» Written task:
Pick up the C++ passage on classifying UTF-8 bytes from its final line and carry it forward.

» Passage shown:

★ ★ ★ ★ ★

Hereafter I use C++14. If you can only use an older version of C++, you have to rewrite binary literals (e.g. 0b10) to integer literals (e.g. 2).
Implementation
int is_utf8_character(unsigned char c) { //casts to `unsigned char` to force logical shifts
if ((c >> 7) == 0b1) {
if ((c >> 6) == 0b10) {
return 2; //2nd, 3rd or 4th byte of a utf-8 character
} else {
return 1; //1st byte of a utf-8 character
}
} else {
return 0; //a single byte character (not a utf-8 character)
}
}
Example
Code
using namespace std;
#include <iostream>
namespace N {
int is_utf8_character(unsigned char c) { //casts to `unsigned char` to force logical shifts
if ((c >> 7) == 0b1) {
if ((c >> 6) == 0b10) {
return 2; //2nd, 3rd or 4th byte of a utf-8 character
} else {
return 1; //1st byte of a utf-8 character
}
} else {
return 0; //a single byte character (not a utf-8 character)

★ ★ ★ ★ ★

Bounding box entries

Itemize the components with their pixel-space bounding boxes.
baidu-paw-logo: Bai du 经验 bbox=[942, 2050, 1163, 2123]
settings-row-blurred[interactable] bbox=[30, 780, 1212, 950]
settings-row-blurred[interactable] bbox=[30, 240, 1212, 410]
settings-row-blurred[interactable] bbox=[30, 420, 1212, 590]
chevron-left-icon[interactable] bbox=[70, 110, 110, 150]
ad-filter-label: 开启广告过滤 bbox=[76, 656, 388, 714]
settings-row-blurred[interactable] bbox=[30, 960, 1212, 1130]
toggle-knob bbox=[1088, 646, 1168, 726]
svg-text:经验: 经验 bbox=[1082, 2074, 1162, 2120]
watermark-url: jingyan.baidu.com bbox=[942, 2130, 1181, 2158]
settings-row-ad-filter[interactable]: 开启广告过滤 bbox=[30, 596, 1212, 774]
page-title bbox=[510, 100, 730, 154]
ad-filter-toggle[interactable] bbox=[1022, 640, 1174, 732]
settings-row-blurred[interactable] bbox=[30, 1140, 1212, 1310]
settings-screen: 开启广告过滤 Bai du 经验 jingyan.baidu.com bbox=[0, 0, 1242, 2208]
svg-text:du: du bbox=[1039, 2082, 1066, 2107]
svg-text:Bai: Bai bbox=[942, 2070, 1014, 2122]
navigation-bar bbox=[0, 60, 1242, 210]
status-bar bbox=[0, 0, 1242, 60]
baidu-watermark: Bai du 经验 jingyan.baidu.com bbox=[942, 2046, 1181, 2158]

★ ★ ★ ★ ★

» Reply to the task:
}
}
unsigned get_string_length(const string &s) {
unsigned width = 0;
for (int i = 0; i < s.size(); ++i) {
if (is_utf8_character(s[i]) != 2) {
++width;
}
}
return width;
}
unsigned get_string_display_width(const string &s) {
unsigned width = 0;
for (int i = 0; i < s.size(); ++i) {
if (is_utf8_character(s[i]) == 0) {
width += 1;
} else if (is_utf8_character(s[i]) == 1) {
width += 2; //We assume a multi-byte character consumes double spaces than a single-byte character.
}
}
return width;
}
}
int main() {
const string s = "こんにちはhello"; //"hello" is "こんにちは" in Japanese.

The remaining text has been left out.